◆ **EXTRACTED DATA**:

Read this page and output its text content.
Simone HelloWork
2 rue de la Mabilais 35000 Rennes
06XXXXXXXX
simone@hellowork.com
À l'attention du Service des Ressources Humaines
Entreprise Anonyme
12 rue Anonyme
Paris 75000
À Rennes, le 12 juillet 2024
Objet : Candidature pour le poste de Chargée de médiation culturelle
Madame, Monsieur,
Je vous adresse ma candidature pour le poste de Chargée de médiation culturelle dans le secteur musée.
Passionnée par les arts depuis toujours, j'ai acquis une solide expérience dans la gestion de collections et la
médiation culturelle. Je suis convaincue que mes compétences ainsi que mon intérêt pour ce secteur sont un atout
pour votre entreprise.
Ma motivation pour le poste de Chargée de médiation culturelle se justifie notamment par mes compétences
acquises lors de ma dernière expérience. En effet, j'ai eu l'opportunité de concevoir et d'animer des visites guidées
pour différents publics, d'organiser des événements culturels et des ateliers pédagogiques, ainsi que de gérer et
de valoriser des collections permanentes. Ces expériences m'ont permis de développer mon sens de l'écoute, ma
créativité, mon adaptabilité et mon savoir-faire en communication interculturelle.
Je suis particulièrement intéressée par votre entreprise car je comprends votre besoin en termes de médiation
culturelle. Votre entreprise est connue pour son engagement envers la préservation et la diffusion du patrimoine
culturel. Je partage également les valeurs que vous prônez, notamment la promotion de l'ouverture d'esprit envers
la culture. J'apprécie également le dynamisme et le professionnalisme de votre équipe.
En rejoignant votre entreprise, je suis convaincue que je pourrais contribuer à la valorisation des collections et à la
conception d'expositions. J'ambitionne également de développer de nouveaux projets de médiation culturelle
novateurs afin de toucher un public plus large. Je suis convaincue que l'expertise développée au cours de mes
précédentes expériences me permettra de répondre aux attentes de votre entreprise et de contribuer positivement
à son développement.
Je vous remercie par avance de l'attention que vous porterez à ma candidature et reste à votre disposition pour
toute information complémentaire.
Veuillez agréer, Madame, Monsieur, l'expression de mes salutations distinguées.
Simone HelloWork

◆ **WORK TO DO**:
List the lines of the records where "ainsi" occurs.

◆ **SOLUTION TO THIS PROBLEM**:
médiation culturelle. Je suis convaincue que mes compétences ainsi que mon intérêt pour ce secteur sont un atout
pour différents publics, d'organiser des événements culturels et des ateliers pédagogiques, ainsi que de gérer et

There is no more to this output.